TASK OBJECTIVE: Your task is to copy every line of this material exactly.

Data records:

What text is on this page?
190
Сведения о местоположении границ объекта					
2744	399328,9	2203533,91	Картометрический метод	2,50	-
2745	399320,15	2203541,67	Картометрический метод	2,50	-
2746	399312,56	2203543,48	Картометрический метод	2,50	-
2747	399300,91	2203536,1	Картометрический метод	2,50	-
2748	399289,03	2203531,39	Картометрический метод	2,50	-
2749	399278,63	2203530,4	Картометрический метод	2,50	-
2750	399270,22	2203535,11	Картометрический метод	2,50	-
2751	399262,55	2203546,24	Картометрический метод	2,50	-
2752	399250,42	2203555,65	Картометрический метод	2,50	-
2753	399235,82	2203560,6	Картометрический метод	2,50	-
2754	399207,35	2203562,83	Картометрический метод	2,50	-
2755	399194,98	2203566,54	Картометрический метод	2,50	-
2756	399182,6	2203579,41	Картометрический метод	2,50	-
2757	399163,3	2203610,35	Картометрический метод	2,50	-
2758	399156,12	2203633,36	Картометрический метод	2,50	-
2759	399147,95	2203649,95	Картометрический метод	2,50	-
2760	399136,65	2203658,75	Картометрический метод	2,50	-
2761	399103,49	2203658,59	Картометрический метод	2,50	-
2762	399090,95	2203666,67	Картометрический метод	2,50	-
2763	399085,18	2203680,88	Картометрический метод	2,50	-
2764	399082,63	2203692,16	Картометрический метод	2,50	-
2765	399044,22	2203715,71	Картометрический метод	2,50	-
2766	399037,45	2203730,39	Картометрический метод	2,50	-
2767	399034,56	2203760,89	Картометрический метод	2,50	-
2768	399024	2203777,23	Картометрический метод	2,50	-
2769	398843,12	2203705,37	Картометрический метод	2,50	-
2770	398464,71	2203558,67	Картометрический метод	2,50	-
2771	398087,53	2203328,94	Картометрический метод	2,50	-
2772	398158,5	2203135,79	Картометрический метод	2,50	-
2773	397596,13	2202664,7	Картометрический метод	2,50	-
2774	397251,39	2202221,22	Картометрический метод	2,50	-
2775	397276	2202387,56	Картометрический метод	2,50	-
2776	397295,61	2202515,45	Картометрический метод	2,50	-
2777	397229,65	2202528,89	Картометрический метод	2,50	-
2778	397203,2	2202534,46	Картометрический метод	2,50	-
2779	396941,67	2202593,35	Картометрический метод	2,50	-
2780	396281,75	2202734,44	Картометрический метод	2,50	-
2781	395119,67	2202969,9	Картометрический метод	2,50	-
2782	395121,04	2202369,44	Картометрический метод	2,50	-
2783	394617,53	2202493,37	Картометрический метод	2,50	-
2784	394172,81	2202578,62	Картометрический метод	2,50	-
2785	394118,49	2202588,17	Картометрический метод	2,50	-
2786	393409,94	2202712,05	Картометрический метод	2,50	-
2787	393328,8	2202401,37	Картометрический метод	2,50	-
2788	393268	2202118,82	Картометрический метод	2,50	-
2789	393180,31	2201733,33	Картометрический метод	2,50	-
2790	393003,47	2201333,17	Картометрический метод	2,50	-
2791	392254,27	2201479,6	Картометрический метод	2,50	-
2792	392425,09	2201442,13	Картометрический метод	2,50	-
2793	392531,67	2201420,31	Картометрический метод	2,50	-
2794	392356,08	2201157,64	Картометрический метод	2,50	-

EXERCISE OUTPUT:
What text is on this page?
190
Сведения о местоположении границ объекта					
2744	399328,9	2203533,91	Картометрический метод	2,50	-
2745	399320,15	2203541,67	Картометрический метод	2,50	-
2746	399312,56	2203543,48	Картометрический метод	2,50	-
2747	399300,91	2203536,1	Картометрический метод	2,50	-
2748	399289,03	2203531,39	Картометрический метод	2,50	-
2749	399278,63	2203530,4	Картометрический метод	2,50	-
2750	399270,22	2203535,11	Картометрический метод	2,50	-
2751	399262,55	2203546,24	Картометрический метод	2,50	-
2752	399250,42	2203555,65	Картометрический метод	2,50	-
2753	399235,82	2203560,6	Картометрический метод	2,50	-
2754	399207,35	2203562,83	Картометрический метод	2,50	-
2755	399194,98	2203566,54	Картометрический метод	2,50	-
2756	399182,6	2203579,41	Картометрический метод	2,50	-
2757	399163,3	2203610,35	Картометрический метод	2,50	-
2758	399156,12	2203633,36	Картометрический метод	2,50	-
2759	399147,95	2203649,95	Картометрический метод	2,50	-
2760	399136,65	2203658,75	Картометрический метод	2,50	-
2761	399103,49	2203658,59	Картометрический метод	2,50	-
2762	399090,95	2203666,67	Картометрический метод	2,50	-
2763	399085,18	2203680,88	Картометрический метод	2,50	-
2764	399082,63	2203692,16	Картометрический метод	2,50	-
2765	399044,22	2203715,71	Картометрический метод	2,50	-
2766	399037,45	2203730,39	Картометрический метод	2,50	-
2767	399034,56	2203760,89	Картометрический метод	2,50	-
2768	399024	2203777,23	Картометрический метод	2,50	-
2769	398843,12	2203705,37	Картометрический метод	2,50	-
2770	398464,71	2203558,67	Картометрический метод	2,50	-
2771	398087,53	2203328,94	Картометрический метод	2,50	-
2772	398158,5	2203135,79	Картометрический метод	2,50	-
2773	397596,13	2202664,7	Картометрический метод	2,50	-
2774	397251,39	2202221,22	Картометрический метод	2,50	-
2775	397276	2202387,56	Картометрический метод	2,50	-
2776	397295,61	2202515,45	Картометрический метод	2,50	-
2777	397229,65	2202528,89	Картометрический метод	2,50	-
2778	397203,2	2202534,46	Картометрический метод	2,50	-
2779	396941,67	2202593,35	Картометрический метод	2,50	-
2780	396281,75	2202734,44	Картометрический метод	2,50	-
2781	395119,67	2202969,9	Картометрический метод	2,50	-
2782	395121,04	2202369,44	Картометрический метод	2,50	-
2783	394617,53	2202493,37	Картометрический метод	2,50	-
2784	394172,81	2202578,62	Картометрический метод	2,50	-
2785	394118,49	2202588,17	Картометрический метод	2,50	-
2786	393409,94	2202712,05	Картометрический метод	2,50	-
2787	393328,8	2202401,37	Картометрический метод	2,50	-
2788	393268	2202118,82	Картометрический метод	2,50	-
2789	393180,31	2201733,33	Картометрический метод	2,50	-
2790	393003,47	2201333,17	Картометрический метод	2,50	-
2791	392254,27	2201479,6	Картометрический метод	2,50	-
2792	392425,09	2201442,13	Картометрический метод	2,50	-
2793	392531,67	2201420,31	Картометрический метод	2,50	-
2794	392356,08	2201157,64	Картометрический метод	2,50	-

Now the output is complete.